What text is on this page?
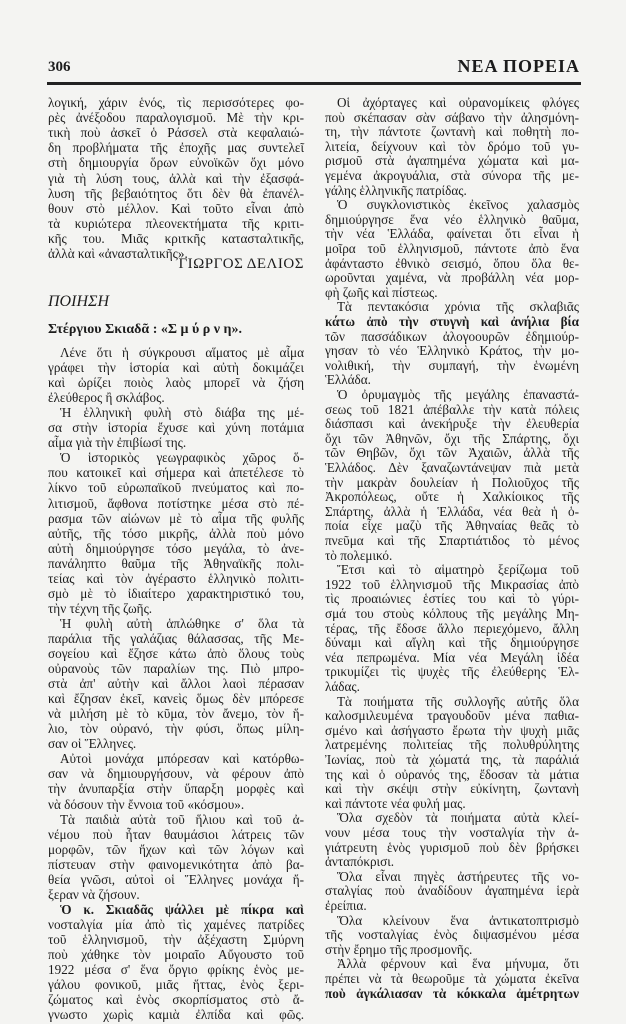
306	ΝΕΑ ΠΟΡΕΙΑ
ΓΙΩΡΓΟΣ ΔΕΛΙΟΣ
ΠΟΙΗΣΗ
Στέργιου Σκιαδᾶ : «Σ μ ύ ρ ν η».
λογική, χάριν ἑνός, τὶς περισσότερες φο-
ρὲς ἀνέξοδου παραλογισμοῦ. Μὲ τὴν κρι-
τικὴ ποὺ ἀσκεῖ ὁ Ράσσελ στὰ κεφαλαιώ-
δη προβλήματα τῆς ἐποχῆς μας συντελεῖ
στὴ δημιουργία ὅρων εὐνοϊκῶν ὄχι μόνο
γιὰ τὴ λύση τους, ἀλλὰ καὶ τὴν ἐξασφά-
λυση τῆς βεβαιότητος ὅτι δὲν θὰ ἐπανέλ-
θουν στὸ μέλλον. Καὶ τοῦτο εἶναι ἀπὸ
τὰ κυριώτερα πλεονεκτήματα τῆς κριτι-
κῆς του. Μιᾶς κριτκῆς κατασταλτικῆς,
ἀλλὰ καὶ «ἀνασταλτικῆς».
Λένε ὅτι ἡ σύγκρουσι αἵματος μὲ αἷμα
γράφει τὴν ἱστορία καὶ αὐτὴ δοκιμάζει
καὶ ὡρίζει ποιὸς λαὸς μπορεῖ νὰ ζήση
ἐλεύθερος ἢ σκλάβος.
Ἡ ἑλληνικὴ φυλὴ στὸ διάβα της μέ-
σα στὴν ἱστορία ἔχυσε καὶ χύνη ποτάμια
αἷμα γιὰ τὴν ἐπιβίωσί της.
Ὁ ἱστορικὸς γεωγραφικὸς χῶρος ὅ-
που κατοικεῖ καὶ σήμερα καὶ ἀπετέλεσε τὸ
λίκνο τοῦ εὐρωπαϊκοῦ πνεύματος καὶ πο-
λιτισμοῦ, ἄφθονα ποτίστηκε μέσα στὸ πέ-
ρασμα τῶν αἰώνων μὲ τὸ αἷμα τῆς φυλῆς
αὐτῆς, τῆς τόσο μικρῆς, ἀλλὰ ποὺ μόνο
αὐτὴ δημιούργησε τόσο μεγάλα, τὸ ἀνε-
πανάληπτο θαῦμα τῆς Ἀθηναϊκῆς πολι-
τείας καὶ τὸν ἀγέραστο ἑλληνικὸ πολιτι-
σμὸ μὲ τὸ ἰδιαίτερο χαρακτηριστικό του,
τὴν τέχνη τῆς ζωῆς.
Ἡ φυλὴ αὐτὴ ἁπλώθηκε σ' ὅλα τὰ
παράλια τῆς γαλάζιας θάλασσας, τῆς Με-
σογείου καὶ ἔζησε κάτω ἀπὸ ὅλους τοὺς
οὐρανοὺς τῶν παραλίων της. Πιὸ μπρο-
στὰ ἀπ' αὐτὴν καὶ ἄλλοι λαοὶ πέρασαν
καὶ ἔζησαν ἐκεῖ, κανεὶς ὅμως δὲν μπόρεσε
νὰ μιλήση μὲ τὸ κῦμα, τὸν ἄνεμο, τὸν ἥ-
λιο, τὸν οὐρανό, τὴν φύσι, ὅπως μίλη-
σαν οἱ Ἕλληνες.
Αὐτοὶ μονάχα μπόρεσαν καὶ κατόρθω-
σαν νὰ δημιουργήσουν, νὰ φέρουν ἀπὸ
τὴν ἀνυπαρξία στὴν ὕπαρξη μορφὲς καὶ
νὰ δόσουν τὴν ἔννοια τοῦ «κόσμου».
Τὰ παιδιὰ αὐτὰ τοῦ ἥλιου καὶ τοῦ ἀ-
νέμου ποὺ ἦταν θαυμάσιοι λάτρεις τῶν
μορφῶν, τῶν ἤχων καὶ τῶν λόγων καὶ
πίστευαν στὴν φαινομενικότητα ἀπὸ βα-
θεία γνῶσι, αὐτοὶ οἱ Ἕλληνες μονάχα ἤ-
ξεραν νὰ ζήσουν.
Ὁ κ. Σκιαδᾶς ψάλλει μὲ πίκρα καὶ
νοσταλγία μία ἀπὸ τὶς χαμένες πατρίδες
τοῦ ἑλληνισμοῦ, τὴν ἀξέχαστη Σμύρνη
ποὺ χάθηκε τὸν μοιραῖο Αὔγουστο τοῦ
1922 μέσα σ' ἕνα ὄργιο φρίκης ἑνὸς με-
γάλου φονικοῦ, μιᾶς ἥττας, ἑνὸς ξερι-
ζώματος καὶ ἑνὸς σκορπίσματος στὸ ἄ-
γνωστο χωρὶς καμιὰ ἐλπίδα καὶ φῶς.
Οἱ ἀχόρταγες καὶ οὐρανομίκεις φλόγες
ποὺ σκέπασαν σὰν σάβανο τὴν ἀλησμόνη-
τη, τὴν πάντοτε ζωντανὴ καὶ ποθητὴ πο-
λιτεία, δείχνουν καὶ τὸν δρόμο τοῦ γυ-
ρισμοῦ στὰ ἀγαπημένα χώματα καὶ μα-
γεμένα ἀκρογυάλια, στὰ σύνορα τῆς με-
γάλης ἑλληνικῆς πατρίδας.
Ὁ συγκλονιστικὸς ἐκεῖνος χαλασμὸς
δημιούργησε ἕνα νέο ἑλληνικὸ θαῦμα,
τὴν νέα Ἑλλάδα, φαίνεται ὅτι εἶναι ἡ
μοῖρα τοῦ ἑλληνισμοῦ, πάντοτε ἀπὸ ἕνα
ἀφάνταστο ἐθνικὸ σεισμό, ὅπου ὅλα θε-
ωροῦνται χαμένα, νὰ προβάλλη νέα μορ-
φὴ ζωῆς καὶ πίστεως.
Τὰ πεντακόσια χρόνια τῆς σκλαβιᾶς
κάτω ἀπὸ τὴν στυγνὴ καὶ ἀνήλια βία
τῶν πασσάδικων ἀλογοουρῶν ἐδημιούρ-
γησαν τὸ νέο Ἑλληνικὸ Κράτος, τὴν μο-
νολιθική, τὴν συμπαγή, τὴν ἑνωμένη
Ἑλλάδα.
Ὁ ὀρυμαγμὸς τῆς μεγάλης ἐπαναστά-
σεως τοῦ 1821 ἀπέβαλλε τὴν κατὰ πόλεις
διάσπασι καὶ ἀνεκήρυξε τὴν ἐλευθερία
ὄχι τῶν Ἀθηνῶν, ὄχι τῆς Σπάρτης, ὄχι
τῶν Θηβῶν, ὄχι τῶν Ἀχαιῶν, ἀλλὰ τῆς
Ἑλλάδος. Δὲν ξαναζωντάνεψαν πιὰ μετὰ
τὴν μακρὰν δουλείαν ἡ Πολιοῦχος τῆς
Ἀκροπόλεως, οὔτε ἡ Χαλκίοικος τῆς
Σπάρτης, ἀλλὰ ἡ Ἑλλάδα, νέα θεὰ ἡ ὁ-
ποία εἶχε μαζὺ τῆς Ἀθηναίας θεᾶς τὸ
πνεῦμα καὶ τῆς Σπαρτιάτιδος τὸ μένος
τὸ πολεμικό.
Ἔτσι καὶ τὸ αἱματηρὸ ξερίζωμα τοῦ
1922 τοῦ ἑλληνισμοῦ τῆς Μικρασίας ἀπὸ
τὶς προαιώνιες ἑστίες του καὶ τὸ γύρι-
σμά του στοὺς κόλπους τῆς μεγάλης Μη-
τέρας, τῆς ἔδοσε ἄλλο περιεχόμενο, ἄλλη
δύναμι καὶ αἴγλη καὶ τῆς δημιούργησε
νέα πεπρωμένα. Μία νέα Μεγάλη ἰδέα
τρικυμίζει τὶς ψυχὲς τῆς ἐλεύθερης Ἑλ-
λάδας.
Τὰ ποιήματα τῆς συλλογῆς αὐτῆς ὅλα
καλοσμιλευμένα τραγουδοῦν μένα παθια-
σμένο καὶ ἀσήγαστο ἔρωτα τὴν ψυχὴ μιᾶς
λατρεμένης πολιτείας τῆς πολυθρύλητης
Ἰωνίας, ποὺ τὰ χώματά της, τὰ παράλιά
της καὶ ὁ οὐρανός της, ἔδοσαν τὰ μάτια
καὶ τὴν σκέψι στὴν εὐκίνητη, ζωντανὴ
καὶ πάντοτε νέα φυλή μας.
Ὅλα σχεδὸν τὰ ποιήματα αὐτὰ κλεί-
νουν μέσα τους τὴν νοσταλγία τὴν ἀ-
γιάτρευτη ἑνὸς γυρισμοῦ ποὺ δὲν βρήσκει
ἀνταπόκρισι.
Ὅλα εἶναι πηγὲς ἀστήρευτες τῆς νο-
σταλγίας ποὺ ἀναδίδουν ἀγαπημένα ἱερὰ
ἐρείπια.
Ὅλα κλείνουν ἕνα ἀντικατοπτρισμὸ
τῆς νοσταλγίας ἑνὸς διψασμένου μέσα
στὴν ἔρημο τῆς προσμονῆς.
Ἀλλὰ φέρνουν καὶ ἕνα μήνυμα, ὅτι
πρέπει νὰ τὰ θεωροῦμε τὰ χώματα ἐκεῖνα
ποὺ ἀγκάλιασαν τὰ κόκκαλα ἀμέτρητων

++++++

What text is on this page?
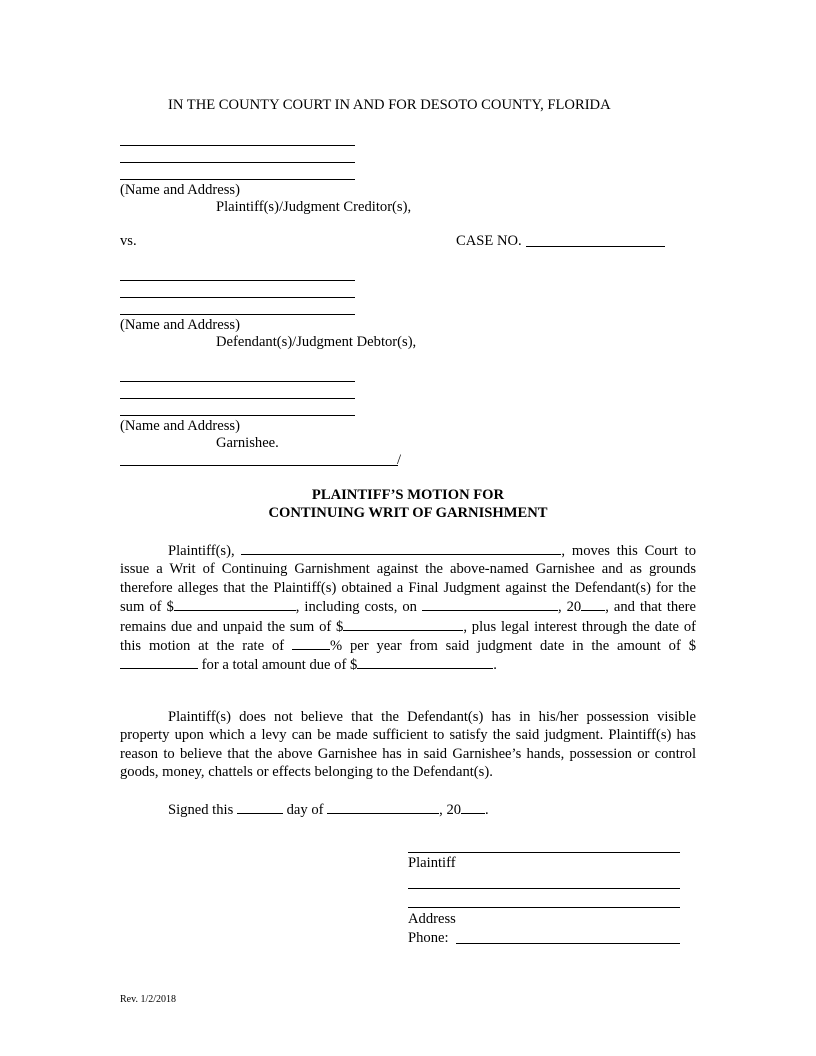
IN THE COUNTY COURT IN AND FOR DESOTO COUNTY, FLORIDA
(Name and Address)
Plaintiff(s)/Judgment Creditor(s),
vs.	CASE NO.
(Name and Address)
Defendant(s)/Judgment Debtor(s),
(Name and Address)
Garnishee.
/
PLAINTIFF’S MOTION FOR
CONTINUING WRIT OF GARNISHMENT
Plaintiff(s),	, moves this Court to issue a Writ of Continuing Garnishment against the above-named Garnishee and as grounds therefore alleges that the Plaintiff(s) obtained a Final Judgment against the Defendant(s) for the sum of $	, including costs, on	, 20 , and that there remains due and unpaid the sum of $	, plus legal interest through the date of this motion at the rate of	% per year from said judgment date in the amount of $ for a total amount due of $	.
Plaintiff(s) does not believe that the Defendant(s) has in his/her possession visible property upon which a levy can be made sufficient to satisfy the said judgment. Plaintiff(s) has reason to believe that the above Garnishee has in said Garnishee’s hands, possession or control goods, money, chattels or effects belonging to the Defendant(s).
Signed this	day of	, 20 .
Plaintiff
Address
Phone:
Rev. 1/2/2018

++++++

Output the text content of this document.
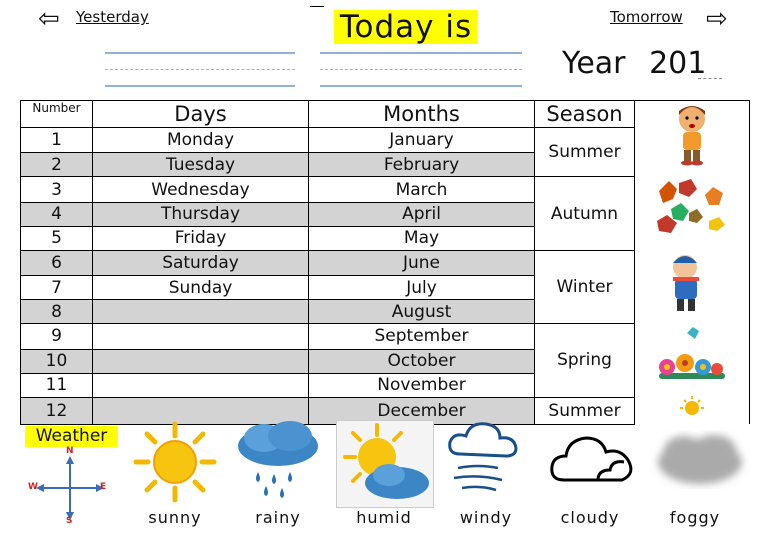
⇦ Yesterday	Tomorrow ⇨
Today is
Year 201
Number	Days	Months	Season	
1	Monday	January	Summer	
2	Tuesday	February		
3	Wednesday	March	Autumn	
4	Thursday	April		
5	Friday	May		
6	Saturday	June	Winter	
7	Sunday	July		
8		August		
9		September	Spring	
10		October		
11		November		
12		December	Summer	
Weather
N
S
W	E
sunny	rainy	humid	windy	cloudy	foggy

++++++

= What you need to do =
From the entries above, list each line with "ἑνὸς" in it.

= Correct answer =
1922 μέσα σ' ἕνα ὄργιο φρίκης ἑνὸς με-
γάλου φονικοῦ, μιᾶς ἥττας, ἑνὸς ξερι-
ζώματος καὶ ἑνὸς σκορπίσματος στὸ ἄ-
γιάτρευτη ἑνὸς γυρισμοῦ ποὺ δὲν βρήσκει
τῆς νοσταλγίας ἑνὸς διψασμένου μέσα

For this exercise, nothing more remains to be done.